A portion of a data file
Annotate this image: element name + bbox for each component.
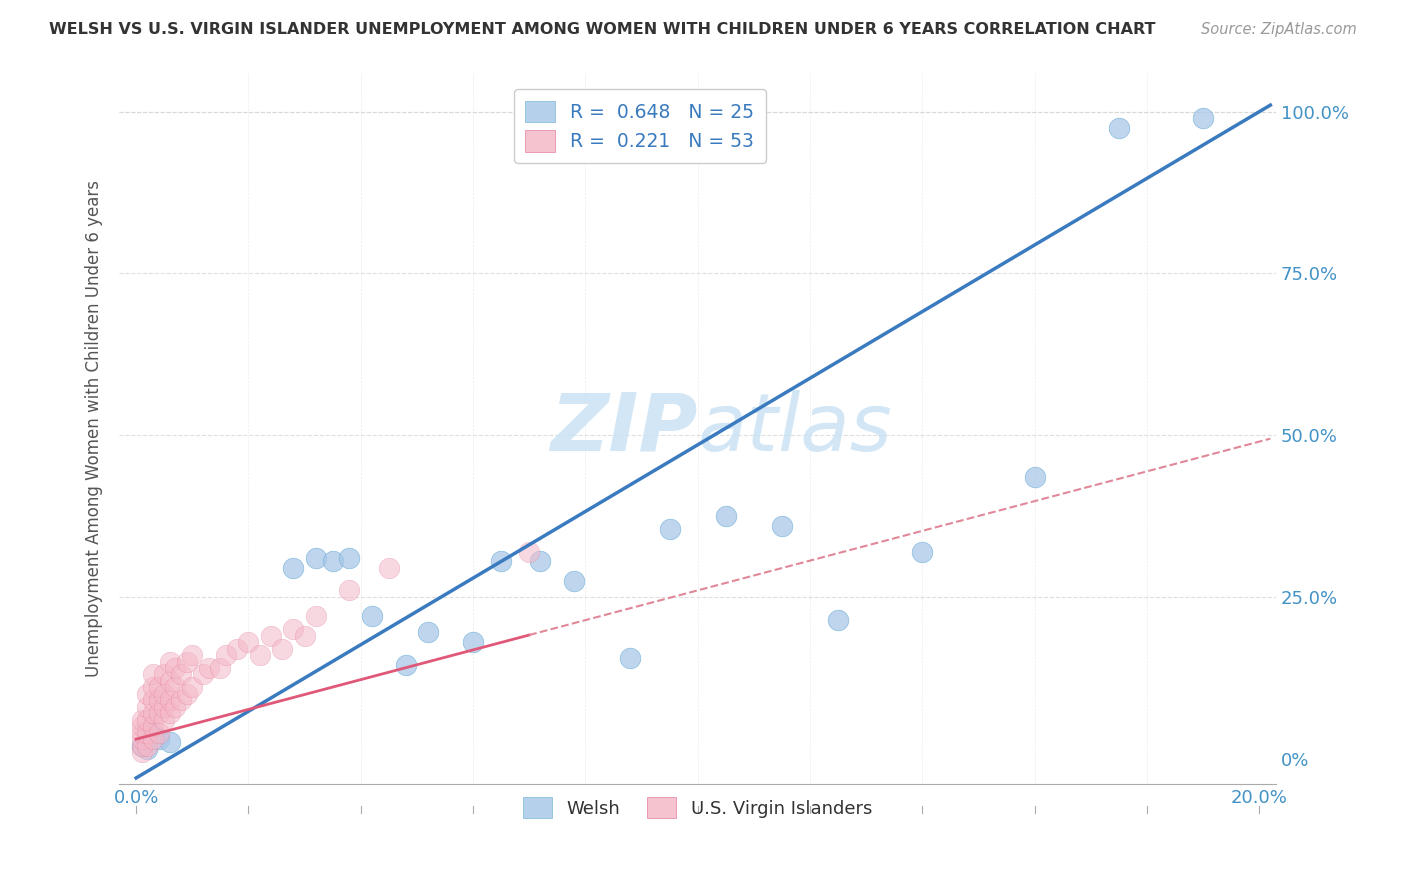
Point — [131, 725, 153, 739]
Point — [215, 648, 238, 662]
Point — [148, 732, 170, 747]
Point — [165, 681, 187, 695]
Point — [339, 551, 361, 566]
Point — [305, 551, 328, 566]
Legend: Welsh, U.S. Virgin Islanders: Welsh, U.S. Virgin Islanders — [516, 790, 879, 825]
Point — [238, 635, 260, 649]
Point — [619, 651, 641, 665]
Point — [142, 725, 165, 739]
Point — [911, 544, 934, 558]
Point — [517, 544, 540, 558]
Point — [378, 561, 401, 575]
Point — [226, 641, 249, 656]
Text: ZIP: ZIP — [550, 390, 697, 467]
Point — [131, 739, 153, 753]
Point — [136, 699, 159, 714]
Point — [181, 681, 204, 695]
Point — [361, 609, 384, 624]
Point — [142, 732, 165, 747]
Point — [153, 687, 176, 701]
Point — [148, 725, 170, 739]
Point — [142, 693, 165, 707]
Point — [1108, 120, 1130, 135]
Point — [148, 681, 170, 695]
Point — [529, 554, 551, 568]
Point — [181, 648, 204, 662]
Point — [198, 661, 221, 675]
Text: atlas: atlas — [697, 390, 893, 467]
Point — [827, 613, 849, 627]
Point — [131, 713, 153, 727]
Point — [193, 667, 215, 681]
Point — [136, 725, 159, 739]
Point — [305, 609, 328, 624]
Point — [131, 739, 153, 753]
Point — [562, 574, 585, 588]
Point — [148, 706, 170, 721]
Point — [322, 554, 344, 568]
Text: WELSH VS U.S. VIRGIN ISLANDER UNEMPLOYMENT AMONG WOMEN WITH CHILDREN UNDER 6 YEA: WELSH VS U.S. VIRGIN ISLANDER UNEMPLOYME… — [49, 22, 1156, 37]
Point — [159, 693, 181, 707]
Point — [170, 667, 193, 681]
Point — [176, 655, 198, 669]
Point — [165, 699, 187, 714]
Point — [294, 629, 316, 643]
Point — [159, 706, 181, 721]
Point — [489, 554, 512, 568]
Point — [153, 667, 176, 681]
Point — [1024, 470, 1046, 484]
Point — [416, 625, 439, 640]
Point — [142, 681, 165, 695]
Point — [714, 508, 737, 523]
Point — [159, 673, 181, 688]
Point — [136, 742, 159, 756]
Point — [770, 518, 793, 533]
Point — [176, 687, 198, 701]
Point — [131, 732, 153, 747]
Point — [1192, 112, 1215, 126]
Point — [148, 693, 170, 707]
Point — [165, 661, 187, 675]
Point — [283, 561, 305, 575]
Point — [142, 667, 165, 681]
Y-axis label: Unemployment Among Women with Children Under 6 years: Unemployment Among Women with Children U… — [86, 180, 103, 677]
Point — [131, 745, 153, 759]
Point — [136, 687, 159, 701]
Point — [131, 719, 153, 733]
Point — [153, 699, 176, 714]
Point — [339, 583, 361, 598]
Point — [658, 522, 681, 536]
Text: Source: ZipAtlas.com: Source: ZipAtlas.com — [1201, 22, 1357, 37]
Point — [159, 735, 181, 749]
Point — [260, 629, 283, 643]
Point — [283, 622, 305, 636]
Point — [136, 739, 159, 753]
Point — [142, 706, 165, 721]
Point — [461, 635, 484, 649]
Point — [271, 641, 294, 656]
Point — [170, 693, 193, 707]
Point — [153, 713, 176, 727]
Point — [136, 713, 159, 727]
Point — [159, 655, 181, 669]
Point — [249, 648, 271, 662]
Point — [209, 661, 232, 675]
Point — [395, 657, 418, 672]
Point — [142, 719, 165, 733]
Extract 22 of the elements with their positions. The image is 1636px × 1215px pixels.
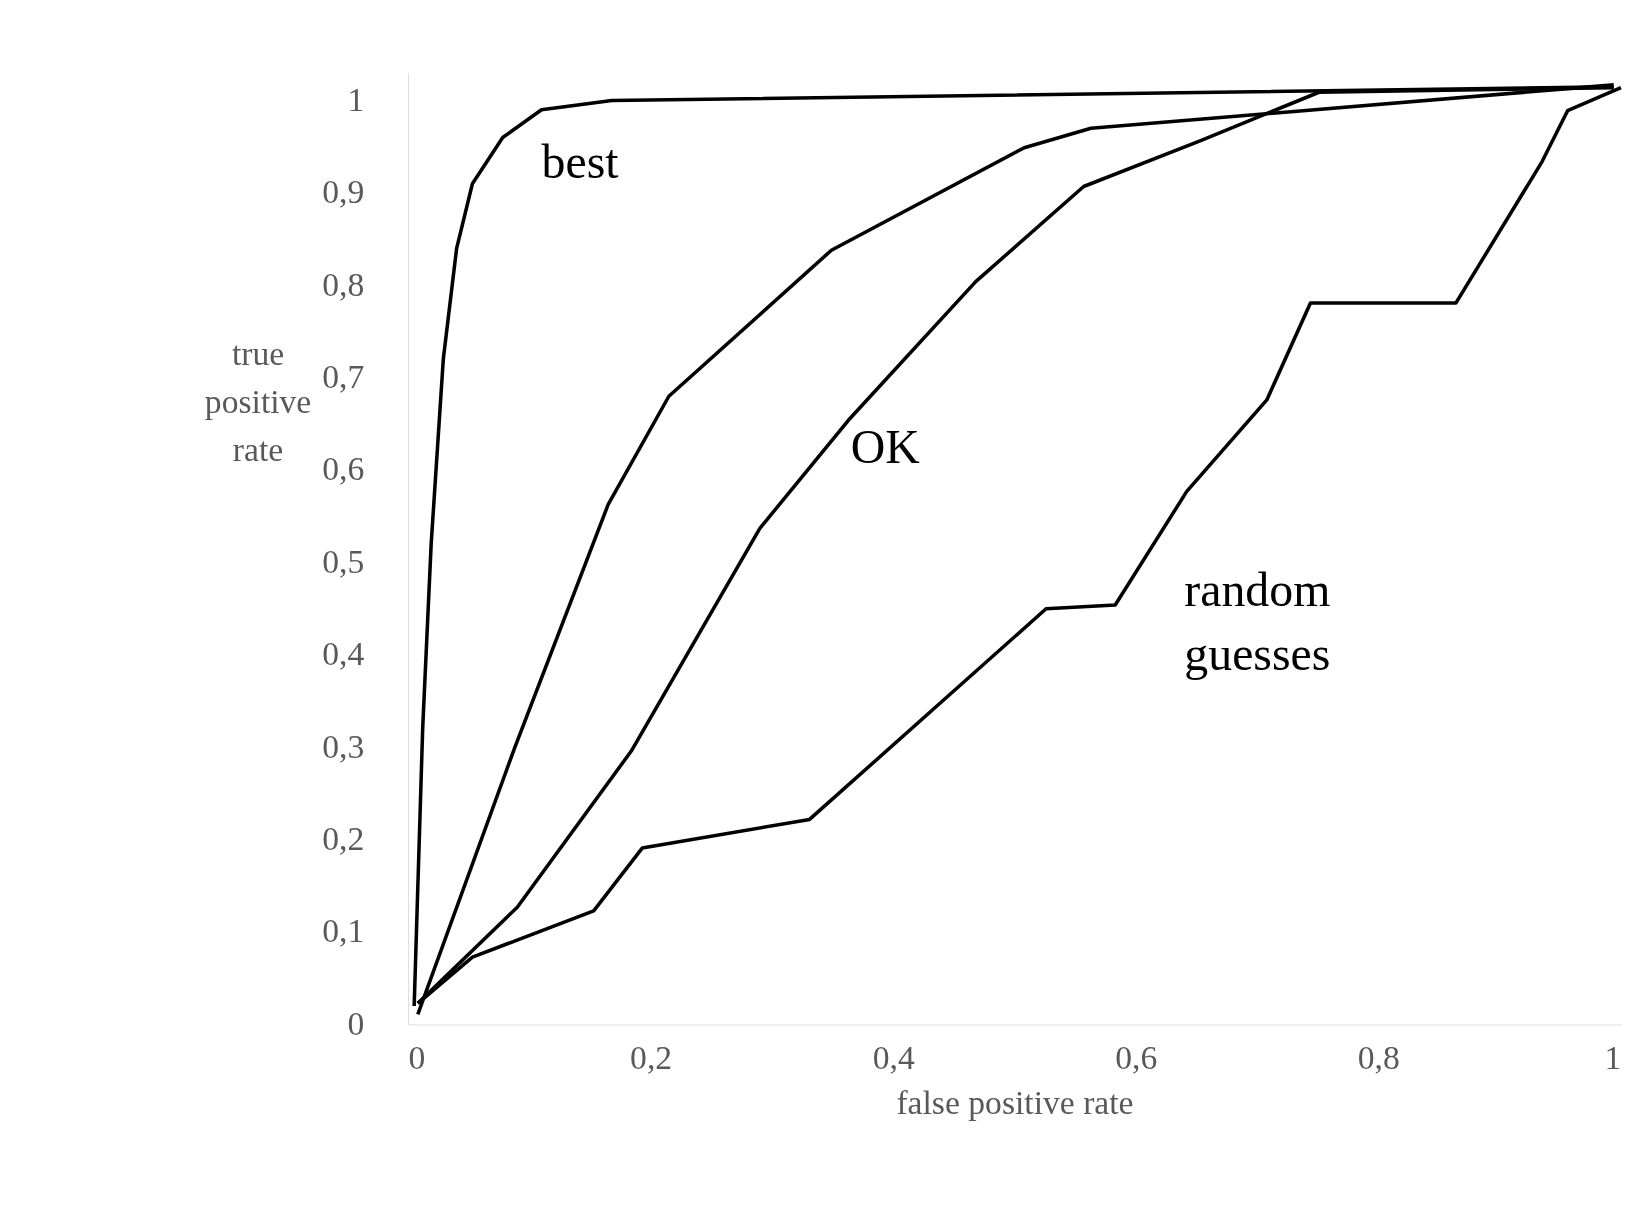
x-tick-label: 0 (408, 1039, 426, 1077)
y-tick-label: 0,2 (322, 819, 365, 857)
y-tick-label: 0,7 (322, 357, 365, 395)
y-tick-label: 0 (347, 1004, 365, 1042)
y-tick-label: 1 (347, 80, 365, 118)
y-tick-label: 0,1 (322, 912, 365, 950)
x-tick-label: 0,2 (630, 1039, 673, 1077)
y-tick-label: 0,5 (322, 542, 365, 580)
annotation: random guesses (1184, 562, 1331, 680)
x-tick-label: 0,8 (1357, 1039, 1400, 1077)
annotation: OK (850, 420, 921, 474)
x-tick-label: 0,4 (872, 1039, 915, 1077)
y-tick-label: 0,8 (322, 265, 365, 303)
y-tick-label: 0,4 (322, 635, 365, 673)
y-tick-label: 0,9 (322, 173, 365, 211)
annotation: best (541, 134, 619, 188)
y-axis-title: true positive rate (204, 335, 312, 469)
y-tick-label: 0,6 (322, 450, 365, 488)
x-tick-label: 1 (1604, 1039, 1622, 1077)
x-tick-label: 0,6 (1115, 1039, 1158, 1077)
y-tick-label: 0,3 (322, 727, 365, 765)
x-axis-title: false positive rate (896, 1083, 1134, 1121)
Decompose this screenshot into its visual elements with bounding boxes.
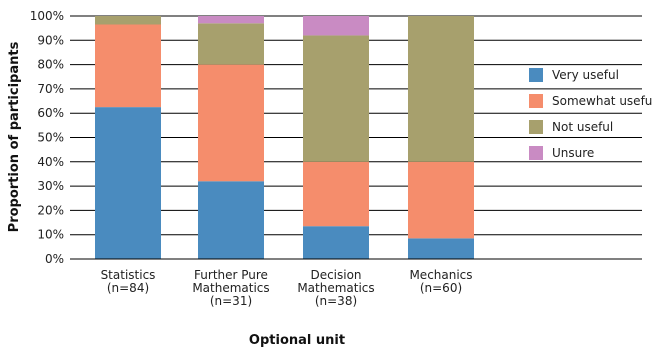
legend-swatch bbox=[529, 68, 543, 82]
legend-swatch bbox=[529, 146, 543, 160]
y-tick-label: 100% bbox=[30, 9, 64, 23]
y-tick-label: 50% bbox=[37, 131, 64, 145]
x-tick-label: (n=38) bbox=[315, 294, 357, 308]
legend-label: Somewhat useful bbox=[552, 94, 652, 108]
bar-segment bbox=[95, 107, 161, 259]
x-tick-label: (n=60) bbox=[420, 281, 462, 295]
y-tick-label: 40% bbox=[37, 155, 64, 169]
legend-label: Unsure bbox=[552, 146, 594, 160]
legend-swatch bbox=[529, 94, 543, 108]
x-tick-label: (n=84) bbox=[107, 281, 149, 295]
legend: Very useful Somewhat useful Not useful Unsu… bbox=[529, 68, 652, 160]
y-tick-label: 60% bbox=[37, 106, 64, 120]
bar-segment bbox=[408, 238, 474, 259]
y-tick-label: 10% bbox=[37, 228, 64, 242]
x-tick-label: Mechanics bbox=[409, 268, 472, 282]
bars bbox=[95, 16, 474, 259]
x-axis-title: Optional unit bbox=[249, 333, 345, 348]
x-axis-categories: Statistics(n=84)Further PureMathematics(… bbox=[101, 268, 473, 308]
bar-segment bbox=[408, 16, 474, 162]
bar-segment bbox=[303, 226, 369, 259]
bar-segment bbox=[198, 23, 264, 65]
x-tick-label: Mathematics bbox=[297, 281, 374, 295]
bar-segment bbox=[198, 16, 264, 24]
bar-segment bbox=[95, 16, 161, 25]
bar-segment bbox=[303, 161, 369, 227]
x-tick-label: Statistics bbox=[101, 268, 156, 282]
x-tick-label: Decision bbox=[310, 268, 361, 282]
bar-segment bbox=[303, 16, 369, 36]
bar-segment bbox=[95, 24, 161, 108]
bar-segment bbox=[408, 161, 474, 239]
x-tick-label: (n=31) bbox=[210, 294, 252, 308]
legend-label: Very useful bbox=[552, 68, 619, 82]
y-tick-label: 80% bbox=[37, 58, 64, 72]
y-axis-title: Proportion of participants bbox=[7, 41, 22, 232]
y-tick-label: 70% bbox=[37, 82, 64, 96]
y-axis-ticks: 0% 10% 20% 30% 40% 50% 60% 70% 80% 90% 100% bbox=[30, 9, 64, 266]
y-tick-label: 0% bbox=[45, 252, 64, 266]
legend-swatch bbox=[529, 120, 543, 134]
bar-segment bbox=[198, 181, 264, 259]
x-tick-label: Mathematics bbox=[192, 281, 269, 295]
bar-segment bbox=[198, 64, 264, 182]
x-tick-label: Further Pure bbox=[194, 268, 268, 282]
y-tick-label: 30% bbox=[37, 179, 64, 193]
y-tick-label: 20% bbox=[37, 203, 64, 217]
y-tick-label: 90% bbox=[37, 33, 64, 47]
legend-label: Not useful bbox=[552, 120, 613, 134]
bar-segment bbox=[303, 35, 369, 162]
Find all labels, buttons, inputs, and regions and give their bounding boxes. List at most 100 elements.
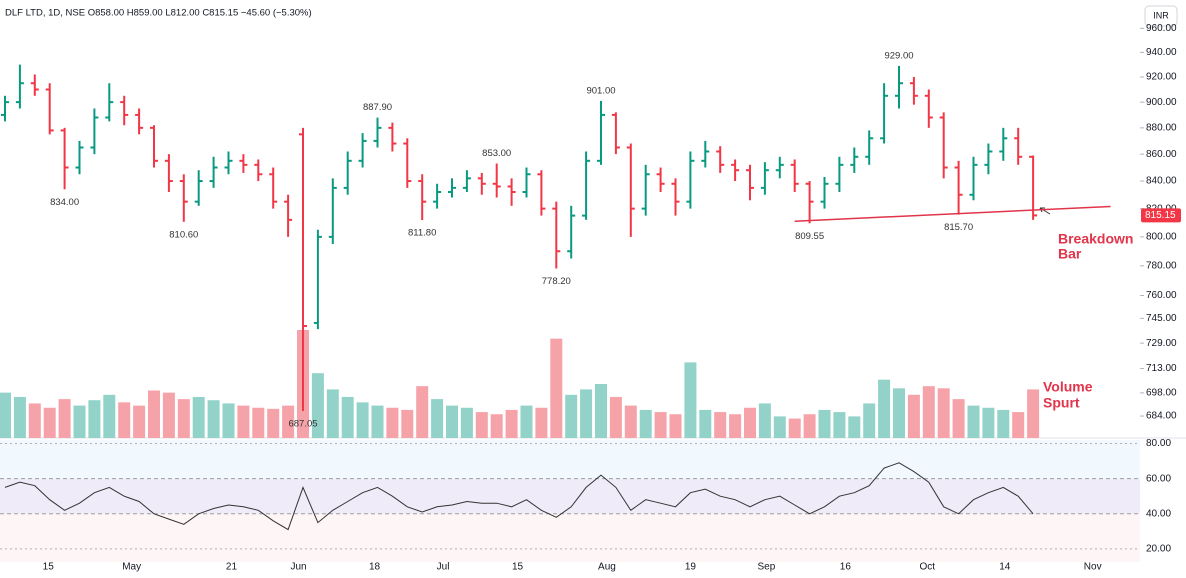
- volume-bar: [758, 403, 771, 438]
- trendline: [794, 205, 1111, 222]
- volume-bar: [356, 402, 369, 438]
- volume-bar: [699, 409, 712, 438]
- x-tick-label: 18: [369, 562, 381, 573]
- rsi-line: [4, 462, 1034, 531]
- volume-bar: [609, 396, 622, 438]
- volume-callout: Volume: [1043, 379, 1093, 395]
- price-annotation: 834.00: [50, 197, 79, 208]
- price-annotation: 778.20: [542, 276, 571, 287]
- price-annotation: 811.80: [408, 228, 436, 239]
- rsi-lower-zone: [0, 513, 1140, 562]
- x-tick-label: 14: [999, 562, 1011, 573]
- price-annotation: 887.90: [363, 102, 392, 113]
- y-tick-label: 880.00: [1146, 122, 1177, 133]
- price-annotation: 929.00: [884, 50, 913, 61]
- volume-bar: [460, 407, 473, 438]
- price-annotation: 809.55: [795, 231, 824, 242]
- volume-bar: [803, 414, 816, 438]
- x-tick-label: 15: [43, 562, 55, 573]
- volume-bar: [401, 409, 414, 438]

**WHAT NEEDS TO BE DONE**
Rewrite the part of the records that opens with the line containing "x-tick-label: 0 (408, 1039, 426, 1077)" and closes with the line containing "Decompose this screenshot", substituting "chance line" for "random guesses" and leaving all else unchanged.

**COMPLETE OUTPUT**
x-tick-label: 0 (408, 1039, 426, 1077)
y-tick-label: 0,2 (322, 819, 365, 857)
y-tick-label: 0,7 (322, 357, 365, 395)
y-tick-label: 0 (347, 1004, 365, 1042)
y-tick-label: 1 (347, 80, 365, 118)
y-tick-label: 0,1 (322, 912, 365, 950)
x-tick-label: 0,2 (630, 1039, 673, 1077)
y-tick-label: 0,5 (322, 542, 365, 580)
annotation: chance line (1184, 562, 1331, 680)
x-tick-label: 0,8 (1357, 1039, 1400, 1077)
annotation: OK (850, 420, 921, 474)
x-tick-label: 0,4 (872, 1039, 915, 1077)
y-tick-label: 0,8 (322, 265, 365, 303)
y-tick-label: 0,4 (322, 635, 365, 673)
y-tick-label: 0,9 (322, 173, 365, 211)
annotation: best (541, 134, 619, 188)
y-axis-title: true positive rate (204, 335, 312, 469)
y-tick-label: 0,6 (322, 450, 365, 488)
x-tick-label: 1 (1604, 1039, 1622, 1077)
x-tick-label: 0,6 (1115, 1039, 1158, 1077)
y-tick-label: 0,3 (322, 727, 365, 765)
x-axis-title: false positive rate (896, 1083, 1134, 1121)
Decompose this screenshot into its visual elements with bounding boxes.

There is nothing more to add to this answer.